◆ Set problem
Identify the lines bearing the string "marker" and gather them.

Extracts from a graphics dataset
──────
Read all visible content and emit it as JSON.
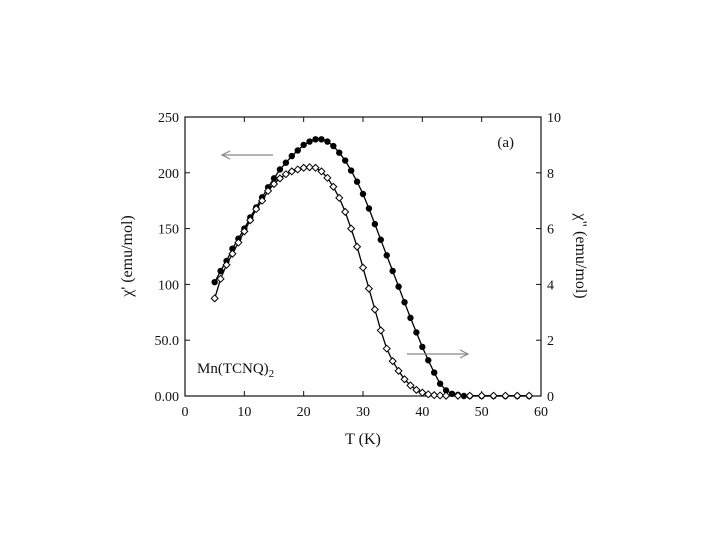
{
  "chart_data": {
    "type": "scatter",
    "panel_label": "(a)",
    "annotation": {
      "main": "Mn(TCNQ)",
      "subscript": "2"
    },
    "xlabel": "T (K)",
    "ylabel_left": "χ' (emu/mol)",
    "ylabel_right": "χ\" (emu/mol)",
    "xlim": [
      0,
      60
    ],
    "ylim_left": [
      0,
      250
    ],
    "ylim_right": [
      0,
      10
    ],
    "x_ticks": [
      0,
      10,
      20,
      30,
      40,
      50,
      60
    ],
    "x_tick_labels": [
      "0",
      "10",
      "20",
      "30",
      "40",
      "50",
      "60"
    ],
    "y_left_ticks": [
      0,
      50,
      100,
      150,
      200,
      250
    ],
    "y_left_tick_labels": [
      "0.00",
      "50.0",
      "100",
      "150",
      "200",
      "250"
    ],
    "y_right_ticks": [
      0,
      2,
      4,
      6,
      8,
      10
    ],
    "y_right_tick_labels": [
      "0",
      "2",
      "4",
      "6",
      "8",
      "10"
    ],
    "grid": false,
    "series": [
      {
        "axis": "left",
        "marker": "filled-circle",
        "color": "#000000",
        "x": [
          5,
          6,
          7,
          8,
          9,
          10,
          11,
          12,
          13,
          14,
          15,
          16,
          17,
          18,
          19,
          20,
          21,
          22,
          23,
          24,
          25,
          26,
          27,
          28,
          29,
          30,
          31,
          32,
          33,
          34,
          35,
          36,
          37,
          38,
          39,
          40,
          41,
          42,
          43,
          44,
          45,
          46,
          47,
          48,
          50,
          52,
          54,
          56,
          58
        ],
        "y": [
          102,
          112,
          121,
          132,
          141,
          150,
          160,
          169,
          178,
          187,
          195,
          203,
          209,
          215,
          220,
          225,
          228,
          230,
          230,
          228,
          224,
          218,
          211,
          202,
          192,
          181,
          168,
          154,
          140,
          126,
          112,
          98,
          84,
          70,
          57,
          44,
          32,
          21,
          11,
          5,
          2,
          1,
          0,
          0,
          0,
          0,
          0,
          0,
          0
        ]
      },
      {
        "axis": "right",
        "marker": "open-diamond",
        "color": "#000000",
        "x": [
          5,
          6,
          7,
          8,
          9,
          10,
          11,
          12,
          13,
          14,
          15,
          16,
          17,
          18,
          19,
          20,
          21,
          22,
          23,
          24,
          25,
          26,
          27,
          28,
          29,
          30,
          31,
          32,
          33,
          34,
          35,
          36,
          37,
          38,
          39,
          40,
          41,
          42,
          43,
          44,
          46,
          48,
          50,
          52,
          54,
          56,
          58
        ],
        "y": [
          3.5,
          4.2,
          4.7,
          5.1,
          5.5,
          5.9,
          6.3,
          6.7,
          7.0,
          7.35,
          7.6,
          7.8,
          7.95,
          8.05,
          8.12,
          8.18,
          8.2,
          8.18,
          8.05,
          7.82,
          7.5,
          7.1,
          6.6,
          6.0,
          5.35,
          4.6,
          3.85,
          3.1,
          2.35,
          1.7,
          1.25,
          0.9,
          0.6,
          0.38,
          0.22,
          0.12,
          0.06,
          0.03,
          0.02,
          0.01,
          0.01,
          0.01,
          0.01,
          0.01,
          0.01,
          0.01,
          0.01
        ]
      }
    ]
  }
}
──────
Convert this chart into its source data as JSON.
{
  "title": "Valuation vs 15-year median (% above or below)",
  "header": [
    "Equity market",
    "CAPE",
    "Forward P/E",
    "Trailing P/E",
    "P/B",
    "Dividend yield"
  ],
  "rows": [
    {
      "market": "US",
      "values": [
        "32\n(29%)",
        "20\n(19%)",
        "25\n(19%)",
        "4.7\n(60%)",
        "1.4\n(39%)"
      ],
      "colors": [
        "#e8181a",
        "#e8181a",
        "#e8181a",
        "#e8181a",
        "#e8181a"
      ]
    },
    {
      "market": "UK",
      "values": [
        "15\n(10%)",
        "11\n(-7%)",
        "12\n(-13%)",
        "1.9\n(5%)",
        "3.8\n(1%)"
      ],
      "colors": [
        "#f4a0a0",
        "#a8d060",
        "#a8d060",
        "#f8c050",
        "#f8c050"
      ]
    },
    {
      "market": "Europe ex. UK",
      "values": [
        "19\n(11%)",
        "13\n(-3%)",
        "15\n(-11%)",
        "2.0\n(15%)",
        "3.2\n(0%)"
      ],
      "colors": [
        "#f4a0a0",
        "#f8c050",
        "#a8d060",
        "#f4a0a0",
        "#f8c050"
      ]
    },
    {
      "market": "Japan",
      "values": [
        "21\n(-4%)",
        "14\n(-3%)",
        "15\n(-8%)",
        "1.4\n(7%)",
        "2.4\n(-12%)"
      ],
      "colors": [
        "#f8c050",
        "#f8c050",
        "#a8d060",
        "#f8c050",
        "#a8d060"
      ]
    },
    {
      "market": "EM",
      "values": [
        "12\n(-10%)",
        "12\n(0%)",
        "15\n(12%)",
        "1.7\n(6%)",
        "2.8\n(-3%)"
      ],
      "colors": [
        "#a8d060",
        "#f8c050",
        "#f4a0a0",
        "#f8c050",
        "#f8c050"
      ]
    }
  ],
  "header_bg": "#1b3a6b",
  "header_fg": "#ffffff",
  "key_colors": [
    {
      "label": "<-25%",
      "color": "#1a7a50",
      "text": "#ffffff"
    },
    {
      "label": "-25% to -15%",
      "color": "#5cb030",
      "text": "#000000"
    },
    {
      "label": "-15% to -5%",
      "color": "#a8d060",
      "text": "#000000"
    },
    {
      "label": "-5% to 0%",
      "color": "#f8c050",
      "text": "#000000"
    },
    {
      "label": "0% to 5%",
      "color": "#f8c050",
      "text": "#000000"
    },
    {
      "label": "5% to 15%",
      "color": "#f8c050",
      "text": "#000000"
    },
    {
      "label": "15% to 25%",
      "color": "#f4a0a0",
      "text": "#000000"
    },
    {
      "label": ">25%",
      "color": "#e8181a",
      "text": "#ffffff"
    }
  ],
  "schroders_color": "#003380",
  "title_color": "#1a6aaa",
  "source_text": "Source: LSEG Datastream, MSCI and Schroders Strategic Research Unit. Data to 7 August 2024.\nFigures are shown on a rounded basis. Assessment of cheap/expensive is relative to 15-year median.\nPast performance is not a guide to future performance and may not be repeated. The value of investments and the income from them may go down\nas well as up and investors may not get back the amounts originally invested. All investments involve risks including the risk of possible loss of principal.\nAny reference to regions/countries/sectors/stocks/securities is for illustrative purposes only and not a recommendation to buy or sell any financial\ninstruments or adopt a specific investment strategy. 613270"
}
──────
◆ The solution
        "marker": "filled-circle",
        "marker": "open-diamond",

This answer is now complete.